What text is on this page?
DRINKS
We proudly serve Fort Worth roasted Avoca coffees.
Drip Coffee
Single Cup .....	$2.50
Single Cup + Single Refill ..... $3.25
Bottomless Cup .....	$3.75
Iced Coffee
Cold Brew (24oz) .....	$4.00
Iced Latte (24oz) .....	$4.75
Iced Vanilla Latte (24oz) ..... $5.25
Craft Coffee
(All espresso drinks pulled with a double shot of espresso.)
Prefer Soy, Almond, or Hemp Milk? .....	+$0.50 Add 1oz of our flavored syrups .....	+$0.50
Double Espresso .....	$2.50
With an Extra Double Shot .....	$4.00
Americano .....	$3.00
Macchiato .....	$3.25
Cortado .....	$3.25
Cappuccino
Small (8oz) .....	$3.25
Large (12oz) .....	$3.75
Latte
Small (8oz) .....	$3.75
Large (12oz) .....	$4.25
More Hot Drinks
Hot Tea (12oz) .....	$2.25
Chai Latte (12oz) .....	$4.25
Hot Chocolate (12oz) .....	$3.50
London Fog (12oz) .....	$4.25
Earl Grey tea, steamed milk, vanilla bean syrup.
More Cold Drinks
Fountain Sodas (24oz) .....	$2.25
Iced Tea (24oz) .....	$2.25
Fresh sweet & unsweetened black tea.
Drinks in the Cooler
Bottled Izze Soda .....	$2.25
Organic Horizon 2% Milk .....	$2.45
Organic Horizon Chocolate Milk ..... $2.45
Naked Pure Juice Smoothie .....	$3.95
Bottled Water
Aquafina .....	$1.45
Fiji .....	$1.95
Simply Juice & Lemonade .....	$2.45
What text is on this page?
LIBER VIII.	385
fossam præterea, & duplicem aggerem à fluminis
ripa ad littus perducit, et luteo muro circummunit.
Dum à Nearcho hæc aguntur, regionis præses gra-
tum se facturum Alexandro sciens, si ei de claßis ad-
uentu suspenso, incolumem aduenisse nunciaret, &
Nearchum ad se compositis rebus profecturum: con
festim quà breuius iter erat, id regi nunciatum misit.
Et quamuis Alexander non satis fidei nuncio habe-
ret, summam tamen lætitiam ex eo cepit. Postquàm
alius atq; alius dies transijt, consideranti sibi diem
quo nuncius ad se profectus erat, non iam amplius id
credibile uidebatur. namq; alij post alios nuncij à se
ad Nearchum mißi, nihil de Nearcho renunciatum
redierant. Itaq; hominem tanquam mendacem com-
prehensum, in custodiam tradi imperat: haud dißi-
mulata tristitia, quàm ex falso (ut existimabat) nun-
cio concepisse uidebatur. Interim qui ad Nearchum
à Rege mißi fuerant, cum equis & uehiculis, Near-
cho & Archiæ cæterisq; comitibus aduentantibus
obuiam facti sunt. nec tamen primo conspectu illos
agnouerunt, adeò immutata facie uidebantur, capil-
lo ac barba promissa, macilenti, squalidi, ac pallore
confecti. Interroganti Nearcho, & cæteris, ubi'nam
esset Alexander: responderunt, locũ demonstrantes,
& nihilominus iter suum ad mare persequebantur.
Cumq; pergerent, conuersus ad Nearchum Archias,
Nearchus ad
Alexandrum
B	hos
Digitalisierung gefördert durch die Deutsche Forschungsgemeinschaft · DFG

☆ ☆ ☆ ☆ ☆ ☆ ☆

Transcribe the records above exactly as they appear.

§ **Answer in full**
What text is on this page?
DRINKS
We proudly serve Fort Worth roasted Avoca coffees.
Drip Coffee
Single Cup .....	$2.50
Single Cup + Single Refill ..... $3.25
Bottomless Cup .....	$3.75
Iced Coffee
Cold Brew (24oz) .....	$4.00
Iced Latte (24oz) .....	$4.75
Iced Vanilla Latte (24oz) ..... $5.25
Craft Coffee
(All espresso drinks pulled with a double shot of espresso.)
Prefer Soy, Almond, or Hemp Milk? .....	+$0.50 Add 1oz of our flavored syrups .....	+$0.50
Double Espresso .....	$2.50
With an Extra Double Shot .....	$4.00
Americano .....	$3.00
Macchiato .....	$3.25
Cortado .....	$3.25
Cappuccino
Small (8oz) .....	$3.25
Large (12oz) .....	$3.75
Latte
Small (8oz) .....	$3.75
Large (12oz) .....	$4.25
More Hot Drinks
Hot Tea (12oz) .....	$2.25
Chai Latte (12oz) .....	$4.25
Hot Chocolate (12oz) .....	$3.50
London Fog (12oz) .....	$4.25
Earl Grey tea, steamed milk, vanilla bean syrup.
More Cold Drinks
Fountain Sodas (24oz) .....	$2.25
Iced Tea (24oz) .....	$2.25
Fresh sweet & unsweetened black tea.
Drinks in the Cooler
Bottled Izze Soda .....	$2.25
Organic Horizon 2% Milk .....	$2.45
Organic Horizon Chocolate Milk ..... $2.45
Naked Pure Juice Smoothie .....	$3.95
Bottled Water
Aquafina .....	$1.45
Fiji .....	$1.95
Simply Juice & Lemonade .....	$2.45
What text is on this page?
LIBER VIII.	385
fossam præterea, & duplicem aggerem à fluminis
ripa ad littus perducit, et luteo muro circummunit.
Dum à Nearcho hæc aguntur, regionis præses gra-
tum se facturum Alexandro sciens, si ei de claßis ad-
uentu suspenso, incolumem aduenisse nunciaret, &
Nearchum ad se compositis rebus profecturum: con
festim quà breuius iter erat, id regi nunciatum misit.
Et quamuis Alexander non satis fidei nuncio habe-
ret, summam tamen lætitiam ex eo cepit. Postquàm
alius atq; alius dies transijt, consideranti sibi diem
quo nuncius ad se profectus erat, non iam amplius id
credibile uidebatur. namq; alij post alios nuncij à se
ad Nearchum mißi, nihil de Nearcho renunciatum
redierant. Itaq; hominem tanquam mendacem com-
prehensum, in custodiam tradi imperat: haud dißi-
mulata tristitia, quàm ex falso (ut existimabat) nun-
cio concepisse uidebatur. Interim qui ad Nearchum
à Rege mißi fuerant, cum equis & uehiculis, Near-
cho & Archiæ cæterisq; comitibus aduentantibus
obuiam facti sunt. nec tamen primo conspectu illos
agnouerunt, adeò immutata facie uidebantur, capil-
lo ac barba promissa, macilenti, squalidi, ac pallore
confecti. Interroganti Nearcho, & cæteris, ubi'nam
esset Alexander: responderunt, locũ demonstrantes,
& nihilominus iter suum ad mare persequebantur.
Cumq; pergerent, conuersus ad Nearchum Archias,
Nearchus ad
Alexandrum
B	hos
Digitalisierung gefördert durch die Deutsche Forschungsgemeinschaft · DFG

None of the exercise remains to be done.